---- TASK INPUTS

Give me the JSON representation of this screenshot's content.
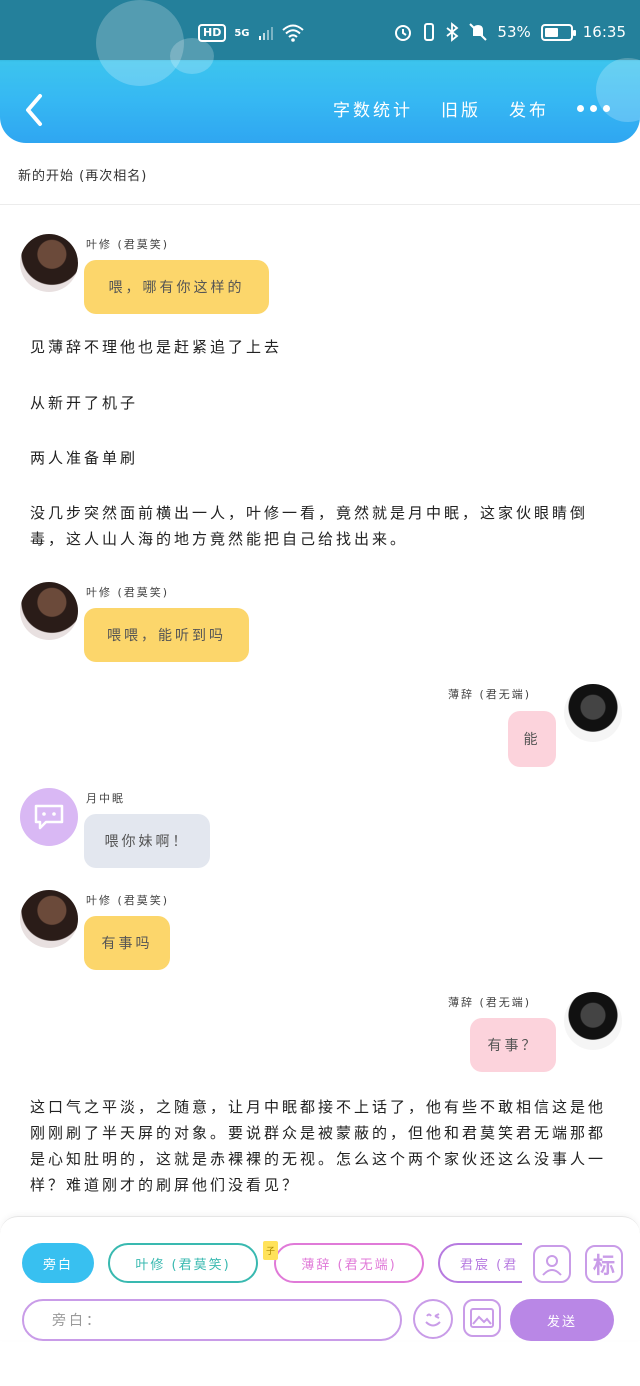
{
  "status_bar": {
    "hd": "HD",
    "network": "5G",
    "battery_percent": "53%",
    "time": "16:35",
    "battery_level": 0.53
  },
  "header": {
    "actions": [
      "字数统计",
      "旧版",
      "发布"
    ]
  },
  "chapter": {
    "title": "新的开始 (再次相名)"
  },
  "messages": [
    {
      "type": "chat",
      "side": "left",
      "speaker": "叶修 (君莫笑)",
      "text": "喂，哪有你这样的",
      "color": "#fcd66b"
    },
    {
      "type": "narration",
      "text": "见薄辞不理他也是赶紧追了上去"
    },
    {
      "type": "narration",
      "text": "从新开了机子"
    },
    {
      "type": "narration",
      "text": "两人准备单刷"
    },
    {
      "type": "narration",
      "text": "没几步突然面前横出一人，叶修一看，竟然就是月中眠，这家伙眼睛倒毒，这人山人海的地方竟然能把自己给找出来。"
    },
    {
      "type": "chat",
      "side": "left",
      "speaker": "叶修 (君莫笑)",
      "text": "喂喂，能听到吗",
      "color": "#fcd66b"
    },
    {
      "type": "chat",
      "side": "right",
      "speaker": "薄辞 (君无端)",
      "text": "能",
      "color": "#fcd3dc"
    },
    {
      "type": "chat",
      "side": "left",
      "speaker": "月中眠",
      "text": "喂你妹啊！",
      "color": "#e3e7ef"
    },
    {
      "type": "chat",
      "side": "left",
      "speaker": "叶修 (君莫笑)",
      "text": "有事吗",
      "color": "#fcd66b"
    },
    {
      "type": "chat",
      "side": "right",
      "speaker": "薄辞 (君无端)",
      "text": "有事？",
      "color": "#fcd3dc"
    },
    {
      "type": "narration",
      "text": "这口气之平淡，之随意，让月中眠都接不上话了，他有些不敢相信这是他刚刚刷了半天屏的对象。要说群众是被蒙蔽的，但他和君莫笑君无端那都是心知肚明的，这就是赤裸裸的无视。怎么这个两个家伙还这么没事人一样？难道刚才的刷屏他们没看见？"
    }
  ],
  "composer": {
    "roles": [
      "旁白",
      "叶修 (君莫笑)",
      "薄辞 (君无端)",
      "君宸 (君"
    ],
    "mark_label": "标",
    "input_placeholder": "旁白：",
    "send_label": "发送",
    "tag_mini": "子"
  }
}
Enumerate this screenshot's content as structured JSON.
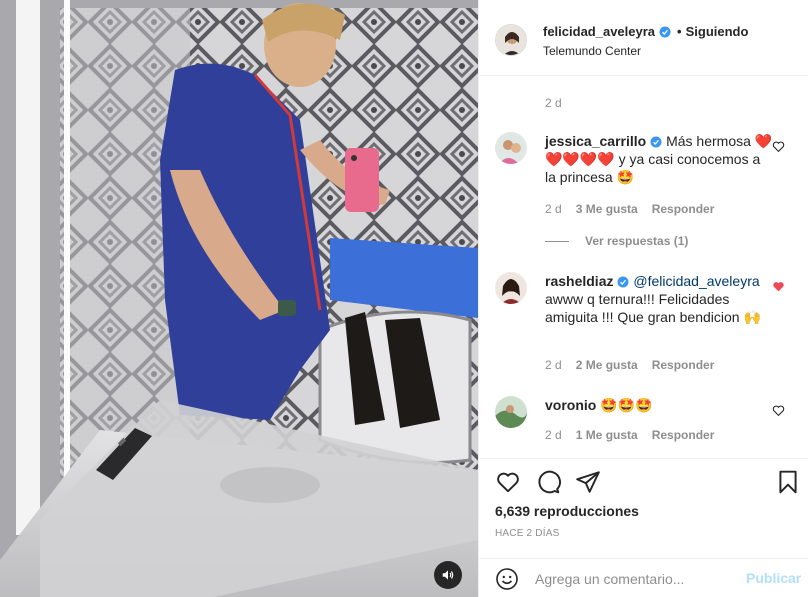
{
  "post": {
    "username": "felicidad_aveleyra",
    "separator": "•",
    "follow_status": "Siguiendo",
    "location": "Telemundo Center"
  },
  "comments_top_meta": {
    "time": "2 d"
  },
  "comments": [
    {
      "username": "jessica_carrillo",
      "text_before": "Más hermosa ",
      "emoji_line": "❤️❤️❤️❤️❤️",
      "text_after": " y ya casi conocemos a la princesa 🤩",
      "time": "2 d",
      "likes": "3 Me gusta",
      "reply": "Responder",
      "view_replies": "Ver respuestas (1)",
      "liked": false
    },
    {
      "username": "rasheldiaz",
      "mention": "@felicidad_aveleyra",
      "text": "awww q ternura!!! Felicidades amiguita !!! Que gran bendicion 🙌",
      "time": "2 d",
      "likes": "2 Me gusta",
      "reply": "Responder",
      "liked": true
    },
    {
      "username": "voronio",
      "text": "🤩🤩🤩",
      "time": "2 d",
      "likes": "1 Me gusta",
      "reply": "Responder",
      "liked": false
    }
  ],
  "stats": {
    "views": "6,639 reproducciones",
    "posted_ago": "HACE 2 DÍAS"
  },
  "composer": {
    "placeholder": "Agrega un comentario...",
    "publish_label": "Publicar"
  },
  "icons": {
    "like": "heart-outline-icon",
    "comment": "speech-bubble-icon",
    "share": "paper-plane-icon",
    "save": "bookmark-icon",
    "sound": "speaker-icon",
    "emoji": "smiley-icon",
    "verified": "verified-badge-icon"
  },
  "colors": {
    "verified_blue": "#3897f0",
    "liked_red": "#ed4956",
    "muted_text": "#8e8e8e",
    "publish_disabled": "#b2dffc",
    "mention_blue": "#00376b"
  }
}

--------

## EXERCISE DESCRIPTION
In the records above, how many lines include "username"? Give that number and nothing more.

## RESULT OF THIS EXERCISE
4